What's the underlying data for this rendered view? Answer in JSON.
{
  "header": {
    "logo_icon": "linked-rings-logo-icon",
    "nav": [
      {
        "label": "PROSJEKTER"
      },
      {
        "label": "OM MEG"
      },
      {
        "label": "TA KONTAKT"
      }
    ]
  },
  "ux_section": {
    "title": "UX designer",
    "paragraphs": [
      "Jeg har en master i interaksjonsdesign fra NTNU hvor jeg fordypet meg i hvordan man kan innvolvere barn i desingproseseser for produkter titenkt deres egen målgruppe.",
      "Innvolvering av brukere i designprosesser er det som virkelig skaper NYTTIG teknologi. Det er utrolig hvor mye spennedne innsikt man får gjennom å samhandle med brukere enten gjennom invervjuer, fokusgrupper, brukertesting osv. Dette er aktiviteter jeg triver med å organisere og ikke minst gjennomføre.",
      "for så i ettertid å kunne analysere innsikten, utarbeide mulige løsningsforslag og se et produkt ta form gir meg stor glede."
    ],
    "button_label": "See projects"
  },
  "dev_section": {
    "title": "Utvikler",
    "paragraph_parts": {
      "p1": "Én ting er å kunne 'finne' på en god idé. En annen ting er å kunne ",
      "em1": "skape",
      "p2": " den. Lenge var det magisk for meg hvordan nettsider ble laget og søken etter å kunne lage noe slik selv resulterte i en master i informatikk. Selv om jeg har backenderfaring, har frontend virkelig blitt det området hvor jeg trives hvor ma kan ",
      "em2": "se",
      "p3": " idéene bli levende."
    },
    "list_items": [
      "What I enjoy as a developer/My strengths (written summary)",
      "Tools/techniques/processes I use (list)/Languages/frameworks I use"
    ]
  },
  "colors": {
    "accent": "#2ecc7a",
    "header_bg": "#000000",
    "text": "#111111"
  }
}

++++++++++++++++++++

**INSTRUCTION:**
Copy each line above that contains the string "virkelig".

**FINISHED ANSWER:**
      "Innvolvering av brukere i designprosesser er det som virkelig skaper NYTTIG teknologi. Det er utrolig hvor mye spennedne innsikt man får gjennom å samhandle med brukere enten gjennom invervjuer, fokusgrupper, brukertesting osv. Dette er aktiviteter jeg triver med å organisere og ikke minst gjennomføre.",
      "p2": " den. Lenge var det magisk for meg hvordan nettsider ble laget og søken etter å kunne lage noe slik selv resulterte i en master i informatikk. Selv om jeg har backenderfaring, har frontend virkelig blitt det området hvor jeg trives hvor ma kan ",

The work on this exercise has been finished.